→ PASSAGE TO READ:
Notes from CodeStock 2014′s “Regular Expressions” presentation

Brian Friesen’s talk on Regular Expressions was probably my favorite of the conference. You gotta admire a guy who builds a regular expression engine to properly demo and train folks up on the ‘devil’s language’ (as I and others I’ve known have called it)… Folks that hate regex and those that live and breathe the stuff all got something from the session. Good stuff.

Regular Expressions – now you have two problems

Brian Friesen
@brianfriesen

Works at Quicken Loans (side note, I used QL last year – hands down the best UX I’ve ever seen in a mortgage product/service)

github.com/QuickenLoans/RegExpose

Regexper.com

Regular-expressions.info

The Bible:
Mastering Regular Expressions by Jeffery Friedl
– can read the first 2/5 of the book and you have enough
———————————————————————–

1. RegEx are hierarchical

Root node = the whole expression

ABC would tree out like this:

ABC – root
A – character literal
B – character literal
C – character literal

2. RegEx do their thing sequentially

A RegEx will match if each of its child nodes matches in sequence
After a match, the RegEx engine will continue trying to find further matches until it has covered the entire string.

RegEx are by default case-sensitive

Character classes are surrounded by square brackets
– for a range, use a dash.

→ STORED ROWS:
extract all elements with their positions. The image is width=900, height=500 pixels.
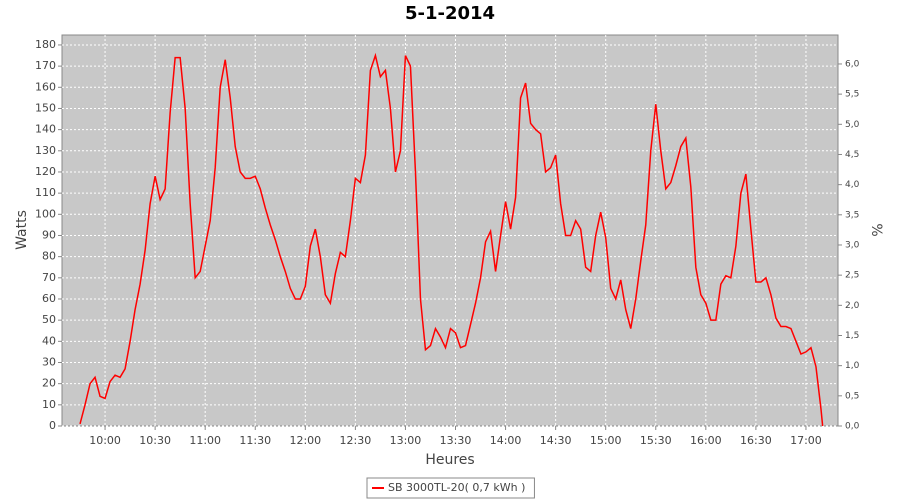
y-tick-label: 80: [42, 250, 56, 263]
series-line: [79, 52, 824, 427]
y-tick-label: 160: [35, 80, 56, 93]
x-tick-label: 13:00: [390, 434, 422, 447]
x-axis-label: Heures: [425, 452, 474, 468]
legend-label: SB 3000TL-20( 0,7 kWh ): [388, 481, 525, 494]
y2-tick-label: 2,0: [845, 301, 860, 311]
y-tick-label: 0: [49, 419, 56, 432]
x-tick-label: 10:00: [89, 434, 121, 447]
plot-area: [61, 34, 839, 427]
y-tick-label: 50: [42, 313, 56, 326]
y-tick-label: 130: [35, 144, 56, 157]
x-tick-label: 14:00: [490, 434, 522, 447]
y-tick-label: 150: [35, 101, 56, 114]
y2-tick-label: 5,0: [845, 120, 860, 130]
x-tick-label: 16:00: [690, 434, 722, 447]
chart-title: 5-1-2014: [405, 3, 495, 24]
y2-tick-label: 3,0: [845, 240, 860, 250]
x-tick-label: 14:30: [540, 434, 572, 447]
y2-tick-label: 2,5: [845, 271, 859, 281]
y-tick-label: 140: [35, 123, 56, 136]
y2-axis-label: %: [868, 223, 884, 236]
x-tick-label: 10:30: [139, 434, 171, 447]
x-tick-label: 11:00: [189, 434, 221, 447]
y-tick-label: 10: [42, 398, 56, 411]
y2-tick-label: 1,0: [845, 361, 860, 371]
x-tick-label: 12:00: [289, 434, 321, 447]
y2-tick-label: 3,5: [845, 210, 859, 220]
y-tick-label: 60: [42, 292, 56, 305]
y-tick-label: 170: [35, 59, 56, 72]
y-tick-label: 70: [42, 271, 56, 284]
y-tick-label: 100: [35, 207, 56, 220]
y-tick-label: 180: [35, 38, 56, 51]
x-tick-label: 15:30: [640, 434, 672, 447]
y2-tick-label: 6,0: [845, 59, 860, 69]
y-tick-label: 20: [42, 377, 56, 390]
x-tick-label: 12:30: [340, 434, 372, 447]
x-tick-label: 17:00: [790, 434, 822, 447]
x-tick-label: 11:30: [239, 434, 271, 447]
y2-tick-label: 5,5: [845, 90, 859, 100]
x-tick-label: 15:00: [590, 434, 622, 447]
y2-tick-label: 4,5: [845, 150, 859, 160]
y-tick-label: 30: [42, 355, 56, 368]
y2-tick-label: 4,0: [845, 180, 860, 190]
x-tick-label: 16:30: [740, 434, 772, 447]
y-tick-label: 120: [35, 165, 56, 178]
y-tick-label: 90: [42, 228, 56, 241]
legend: [366, 477, 535, 499]
x-tick-label: 13:30: [440, 434, 472, 447]
y2-tick-label: 1,5: [845, 331, 859, 341]
y-tick-label: 110: [35, 186, 56, 199]
y-axis-label: Watts: [14, 210, 30, 250]
y2-tick-label: 0,5: [845, 391, 859, 401]
y-tick-label: 40: [42, 334, 56, 347]
y2-tick-label: 0,0: [845, 422, 860, 432]
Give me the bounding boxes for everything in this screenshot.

→ REQUEST A:
In the notes on the regular expressions talk, which book is called "The Bible"?
→ REQUEST B:
Repeat the part of the notes on the regular expressions talk from "Brian Friesen’s talk" to "a mortgage product/service)".
→ REQUEST C:
Carry the notes on the regular expressions talk forward from their last line.

→ WRITTEN ANSWER A:
Mastering Regular Expressions by Jeffery Friedl.

→ WRITTEN ANSWER B:
Brian Friesen’s talk on Regular Expressions was probably my favorite of the conference. You gotta admire a guy who builds a regular expression engine to properly demo and train folks up on the ‘devil’s language’ (as I and others I’ve known have called it)… Folks that hate regex and those that live and breathe the stuff all got something from the session. Good stuff.

Regular Expressions – now you have two problems

Brian Friesen
@brianfriesen

Works at Quicken Loans (side note, I used QL last year – hands down the best UX I’ve ever seen in a mortgage product/service)

→ WRITTEN ANSWER C:
– if you need a dash in the match, put it at the beginning of your set within square brackets
– you can also include specific characters or numbers to match against
– can include a-z and A-Z, or you can pass an additional param to ignore case
– a negated character class = add a “^” carat character before a match. ie [^a-f0-9] would ignore a-f

Shorthand matches
– \d is the same as [0-9]
– \D is the same as [^0-9]
– \s matches whitespace chars
– \w is the same as any word character, meaning [A-Za-z0-9_]
– . matches any character, depending on options (ie except for new line character)

Alternation
(it’s a pipe dream)

| character means “or”
– linos|tigers|bears ‘lions’ would match, but regExp doesn’t know if its the BEST match, so it saves state (a breadcrumb) and moves to check the other choices.
– if a match hits on the last option in a set of choices, no state will be saved, no breadcrumbs etc.

Quantifiers (quantifiers are always AFTER)
(Because sometimes, quantity trumps quality)

Greedy Quantifiers (greedy means quantifier always wants more, ie. will keep going)
——————
– ? = optional
– * = will match zero, will match many
– PO*P would match “PP” as well as “POOP”
– + = must match at least once to succeed
– NO+! would match “NO!” as well as “NOOOOOOOOOOO!”
– {} = match a specific number of things
– \d{3} = this means match exactly 3 digits
– \d{3,15} = this means match at least 3, but up to 15
– \d{3,} = this means match at least 3 with no high end limit

Ultimate lazy quantifier: .*

Causion against using “*.” – can lead to a match failing since the greedy ‘any character as many as possible’ matching could lead to skipping more specific matches after the *.

Lazy Quantifiers – will only match as much as is needed, without going overboard
Once a match is made it will pass control to the next match paramater until it’s needed again…
—————-
.*? = Lazy
{3,5}? = also Lazy (in this case, once 3 digits were matched, the next node in regexp would be matched)

– ab.*?cd would match “abc12345cd” with the lazy quantifier returning to the ‘c’ character repeatedly before going back to the next number character

More alternation
—————-
(?:white|dog|brick) house
– match against “dog house”

Quantifers + grouping
———————
(?:NaN)+
– match against “NaNNaNNaNNaNNaN”